Return each line of the records below as a JSON list of strings, one string per line, with blank lines and pictures omitted.
- - - - -
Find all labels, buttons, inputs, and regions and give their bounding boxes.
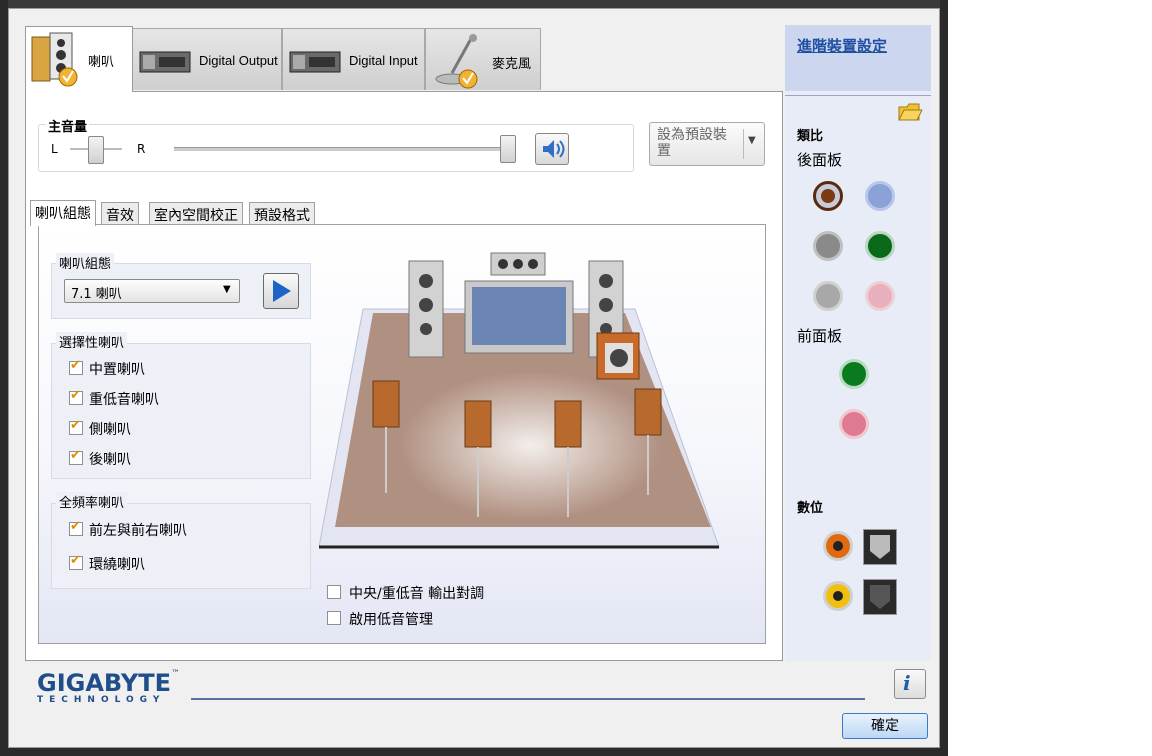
center-sub-swap-label: 中央/重低音 輸出對調 bbox=[349, 586, 485, 602]
microphone-icon bbox=[435, 34, 478, 89]
optical-output-port[interactable] bbox=[863, 529, 897, 565]
side-speaker-label: 側喇叭 bbox=[89, 422, 131, 438]
rear-speaker-checkbox[interactable] bbox=[69, 448, 83, 465]
tab-digital-input[interactable]: Digital Input bbox=[282, 28, 425, 90]
digital-input-icon bbox=[289, 51, 341, 73]
digital-output-icon bbox=[139, 51, 191, 73]
surround-checkbox[interactable] bbox=[69, 553, 83, 570]
speaker-config-select[interactable]: 7.1 喇叭 ▼ bbox=[64, 279, 240, 303]
optical-input-port[interactable] bbox=[863, 579, 897, 615]
gigabyte-logo: GIGABYTE™ TECHNOLOGY bbox=[37, 669, 180, 705]
optional-speakers-title: 選擇性喇叭 bbox=[56, 332, 128, 351]
tab-digital-output[interactable]: Digital Output bbox=[132, 28, 282, 90]
tab-default-format[interactable]: 預設格式 bbox=[249, 202, 315, 224]
front-lr-checkbox[interactable] bbox=[69, 519, 83, 536]
front-lr-label: 前左與前右喇叭 bbox=[89, 523, 187, 539]
set-default-divider bbox=[743, 129, 744, 159]
volume-track bbox=[174, 147, 508, 151]
optical-port-icon bbox=[870, 585, 890, 609]
config-content-area: 喇叭組態 7.1 喇叭 ▼ 選擇性喇叭 中置喇叭 重低音喇叭 側喇叭 後喇叭 全… bbox=[38, 224, 766, 644]
desktop-edge-left bbox=[0, 0, 8, 756]
audio-manager-window: 喇叭 Digital Output Digital Input 麥克風 主音量 … bbox=[8, 8, 940, 748]
tab-sound-effects[interactable]: 音效 bbox=[101, 202, 139, 224]
dropdown-arrow-icon: ▼ bbox=[223, 284, 231, 295]
digital-title: 數位 bbox=[797, 501, 824, 516]
tab-digital-input-label: Digital Input bbox=[349, 53, 418, 68]
tab-speaker[interactable]: 喇叭 bbox=[25, 26, 133, 92]
fullrange-speakers-title: 全頻率喇叭 bbox=[56, 492, 128, 511]
desktop-edge-bottom bbox=[0, 748, 948, 756]
subwoofer-label: 重低音喇叭 bbox=[89, 392, 159, 408]
analog-title: 類比 bbox=[797, 129, 824, 144]
brand-subtitle: TECHNOLOGY bbox=[37, 695, 166, 705]
optical-port-icon bbox=[870, 535, 890, 559]
desktop-edge-top bbox=[0, 0, 948, 8]
rear-panel-label: 後面板 bbox=[797, 151, 843, 169]
tab-microphone[interactable]: 麥克風 bbox=[425, 28, 541, 90]
main-volume-title: 主音量 bbox=[46, 116, 90, 135]
chevron-down-icon: ▼ bbox=[748, 135, 756, 146]
speaker-config-title: 喇叭組態 bbox=[56, 253, 115, 272]
footer-line bbox=[191, 698, 865, 700]
surround-label: 環繞喇叭 bbox=[89, 557, 145, 573]
bass-management-label: 啟用低音管理 bbox=[349, 612, 433, 628]
speaker-config-value: 7.1 喇叭 bbox=[71, 287, 122, 302]
tab-room-correction[interactable]: 室內空間校正 bbox=[149, 202, 243, 224]
side-speaker-checkbox[interactable] bbox=[69, 418, 83, 435]
speaker-icon bbox=[31, 32, 78, 87]
rear-jack-silver[interactable] bbox=[813, 281, 843, 311]
subwoofer-checkbox[interactable] bbox=[69, 388, 83, 405]
fullrange-speakers-group bbox=[51, 503, 311, 589]
front-jack-green[interactable] bbox=[839, 359, 869, 389]
speaker-volume-icon bbox=[543, 140, 565, 158]
balance-thumb[interactable] bbox=[88, 136, 104, 164]
rear-speaker-label: 後喇叭 bbox=[89, 452, 131, 468]
coaxial-input-jack[interactable] bbox=[823, 581, 853, 611]
info-icon: i bbox=[903, 671, 911, 695]
center-speaker-checkbox[interactable] bbox=[69, 358, 83, 375]
play-icon bbox=[273, 280, 291, 302]
tab-digital-output-label: Digital Output bbox=[199, 53, 278, 68]
folder-icon[interactable] bbox=[897, 99, 923, 123]
rear-jack-pink[interactable] bbox=[865, 281, 895, 311]
brand-tm: ™ bbox=[171, 669, 181, 679]
speaker-room-illustration bbox=[319, 252, 720, 549]
center-sub-swap-checkbox[interactable] bbox=[327, 585, 341, 599]
side-divider bbox=[785, 95, 931, 96]
rear-jack-blue[interactable] bbox=[865, 181, 895, 211]
coaxial-output-jack[interactable] bbox=[823, 531, 853, 561]
rear-jack-gray[interactable] bbox=[813, 231, 843, 261]
center-speaker-label: 中置喇叭 bbox=[89, 362, 145, 378]
balance-right-label: R bbox=[137, 142, 146, 156]
balance-left-label: L bbox=[51, 142, 58, 156]
brand-name: GIGABYTE bbox=[37, 669, 172, 697]
connector-side-panel: 進階裝置設定 類比 後面板 前面板 數位 bbox=[785, 25, 931, 661]
ok-button[interactable]: 確定 bbox=[842, 713, 928, 739]
tab-speaker-label: 喇叭 bbox=[88, 54, 115, 69]
front-jack-pink[interactable] bbox=[839, 409, 869, 439]
tab-speaker-config[interactable]: 喇叭組態 bbox=[30, 200, 96, 226]
set-default-label: 設為預設裝置 bbox=[657, 127, 727, 159]
speaker-panel: 主音量 L R 設為預設裝置 ▼ 喇叭組態 音效 室內空間校正 預設格式 喇叭組… bbox=[25, 91, 783, 661]
play-test-button[interactable] bbox=[263, 273, 299, 309]
advanced-settings-link[interactable]: 進階裝置設定 bbox=[797, 35, 887, 56]
rear-jack-orange[interactable] bbox=[813, 181, 843, 211]
rear-jack-green[interactable] bbox=[865, 231, 895, 261]
set-default-button[interactable]: 設為預設裝置 ▼ bbox=[649, 122, 765, 166]
desktop-edge-right bbox=[940, 0, 948, 756]
front-panel-label: 前面板 bbox=[797, 327, 843, 345]
volume-thumb[interactable] bbox=[500, 135, 516, 163]
bass-management-checkbox[interactable] bbox=[327, 611, 341, 625]
info-button[interactable]: i bbox=[894, 669, 926, 699]
mute-button[interactable] bbox=[535, 133, 569, 165]
tab-microphone-label: 麥克風 bbox=[492, 56, 532, 71]
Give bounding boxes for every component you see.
- - - - -
- **Task response**
[
  "Find all labels, buttons, inputs, and regions and give their bounding boxes.",
  "center-sub-swap-label: 中央/重低音 輸出對調 bbox=[349, 586, 485, 602]",
  "microphone-icon bbox=[435, 34, 478, 89]",
  "optical-output-port[interactable] bbox=[863, 529, 897, 565]",
  "side-speaker-label: 側喇叭 bbox=[89, 422, 131, 438]",
  "rear-speaker-checkbox[interactable] bbox=[69, 448, 83, 465]",
  "tab-digital-input[interactable]: Digital Input bbox=[282, 28, 425, 90]",
  "digital-input-icon bbox=[289, 51, 341, 73]",
  "digital-output-icon bbox=[139, 51, 191, 73]",
  "surround-checkbox[interactable] bbox=[69, 553, 83, 570]",
  "speaker-config-select[interactable]: 7.1 喇叭 ▼ bbox=[64, 279, 240, 303]",
  "optical-input-port[interactable] bbox=[863, 579, 897, 615]",
  "gigabyte-logo: GIGABYTE™ TECHNOLOGY bbox=[37, 669, 180, 705]",
  "optional-speakers-title: 選擇性喇叭 bbox=[56, 332, 128, 351]",
  "tab-digital-output[interactable]: Digital Output bbox=[132, 28, 282, 90]",
  "tab-default-format[interactable]: 預設格式 bbox=[249, 202, 315, 224]",
  "front-lr-checkbox[interactable] bbox=[69, 519, 83, 536]",
  "front-lr-label: 前左與前右喇叭 bbox=[89, 523, 187, 539]",
  "set-default-divider bbox=[743, 129, 744, 159]",
  "volume-track bbox=[174, 147, 508, 151]",
  "optical-port-icon bbox=[870, 585, 890, 609]",
  "config-content-area: 喇叭組態 7.1 喇叭 ▼ 選擇性喇叭 中置喇叭 重低音喇叭 側喇叭 後喇叭 全… bbox=[38, 224, 766, 644]",
  "desktop-edge-left bbox=[0, 0, 8, 756]",
  "audio-manager-window: 喇叭 Digital Output Digital Input 麥克風 主音量 … bbox=[8, 8, 940, 748]",
  "tab-sound-effects[interactable]: 音效 bbox=[101, 202, 139, 224]",
  "dropdown-arrow-icon: ▼ bbox=[223, 284, 231, 295]",
  "digital-title: 數位 bbox=[797, 501, 824, 516]",
  "tab-digital-input-label: Digital Input bbox=[349, 53, 418, 68]",
  "tab-speaker[interactable]: 喇叭 bbox=[25, 26, 133, 92]",
  "fullrange-speakers-title: 全頻率喇叭 bbox=[56, 492, 128, 511]",
  "desktop-edge-bottom bbox=[0, 748, 948, 756]",
  "subwoofer-label: 重低音喇叭 bbox=[89, 392, 159, 408]",
  "analog-title: 類比 bbox=[797, 129, 824, 144]",
  "brand-subtitle: TECHNOLOGY bbox=[37, 695, 166, 705]",
  "optical-port-icon bbox=[870, 535, 890, 559]",
  "desktop-edge-top bbox=[0, 0, 948, 8]",
  "rear-panel-label: 後面板 bbox=[797, 151, 843, 169]",
  "tab-microphone[interactable]: 麥克風 bbox=[425, 28, 541, 90]",
  "main-volume-title: 主音量 bbox=[46, 116, 90, 135]",
  "chevron-down-icon: ▼ bbox=[748, 135, 756, 146]",
  "speaker-config-title: 喇叭組態 bbox=[56, 253, 115, 272]",
  "footer-line bbox=[191, 698, 865, 700]",
  "surround-label: 環繞喇叭 bbox=[89, 557, 145, 573]",
  "bass-management-label: 啟用低音管理 bbox=[349, 612, 433, 628]",
  "speaker-config-value: 7.1 喇叭 bbox=[71, 287, 122, 302]",
  "tab-room-correction[interactable]: 室內空間校正 bbox=[149, 202, 243, 224]",
  "side-speaker-checkbox[interactable] bbox=[69, 418, 83, 435]",
  "speaker-icon bbox=[31, 32, 78, 87]",
  "rear-jack-silver[interactable] bbox=[813, 281, 843, 311]",
  "subwoofer-checkbox[interactable] bbox=[69, 388, 83, 405]",
  "fullrange-speakers-group bbox=[51, 503, 311, 589]",
  "front-jack-green[interactable] bbox=[839, 359, 869, 389]",
  "speaker-volume-icon bbox=[543, 140, 565, 158]",
  "balance-thumb[interactable] bbox=[88, 136, 104, 164]",
  "rear-speaker-label: 後喇叭 bbox=[89, 452, 131, 468]",
  "coaxial-input-jack[interactable] bbox=[823, 581, 853, 611]",
  "info-icon: i bbox=[903, 671, 911, 695]",
  "center-speaker-checkbox[interactable] bbox=[69, 358, 83, 375]",
  "play-icon bbox=[273, 280, 291, 302]",
  "tab-digital-output-label: Digital Output bbox=[199, 53, 278, 68]",
  "folder-icon[interactable] bbox=[897, 99, 923, 123]",
  "rear-jack-pink[interactable] bbox=[865, 281, 895, 311]",
  "brand-tm: ™ bbox=[171, 669, 181, 679]",
  "speaker-room-illustration bbox=[319, 252, 720, 549]",
  "center-sub-swap-checkbox[interactable] bbox=[327, 585, 341, 599]",
  "side-divider bbox=[785, 95, 931, 96]",
  "rear-jack-blue[interactable] bbox=[865, 181, 895, 211]",
  "coaxial-output-jack[interactable] bbox=[823, 531, 853, 561]",
  "rear-jack-gray[interactable] bbox=[813, 231, 843, 261]",
  "center-speaker-label: 中置喇叭 bbox=[89, 362, 145, 378]",
  "balance-right-label: R bbox=[137, 142, 146, 156]",
  "balance-left-label: L bbox=[51, 142, 58, 156]",
  "brand-name: GIGABYTE bbox=[37, 669, 172, 697]",
  "connector-side-panel: 進階裝置設定 類比 後面板 前面板 數位 bbox=[785, 25, 931, 661]",
  "ok-button[interactable]: 確定 bbox=[842, 713, 928, 739]",
  "tab-speaker-label: 喇叭 bbox=[88, 54, 115, 69]",
  "front-jack-pink[interactable] bbox=[839, 409, 869, 439]",
  "tab-speaker-config[interactable]: 喇叭組態 bbox=[30, 200, 96, 226]",
  "set-default-label: 設為預設裝置 bbox=[657, 127, 727, 159]",
  "speaker-panel: 主音量 L R 設為預設裝置 ▼ 喇叭組態 音效 室內空間校正 預設格式 喇叭組… bbox=[25, 91, 783, 661]",
  "play-test-button[interactable] bbox=[263, 273, 299, 309]",
  "advanced-settings-link[interactable]: 進階裝置設定 bbox=[797, 35, 887, 56]",
  "rear-jack-orange[interactable] bbox=[813, 181, 843, 211]",
  "rear-jack-green[interactable] bbox=[865, 231, 895, 261]",
  "set-default-button[interactable]: 設為預設裝置 ▼ bbox=[649, 122, 765, 166]",
  "desktop-edge-right bbox=[940, 0, 948, 756]",
  "front-panel-label: 前面板 bbox=[797, 327, 843, 345]",
  "volume-thumb[interactable] bbox=[500, 135, 516, 163]",
  "bass-management-checkbox[interactable] bbox=[327, 611, 341, 625]",
  "info-button[interactable]: i bbox=[894, 669, 926, 699]",
  "mute-button[interactable] bbox=[535, 133, 569, 165]",
  "tab-microphone-label: 麥克風 bbox=[492, 56, 532, 71]",
  "Give bounding boxes for every component you see."
]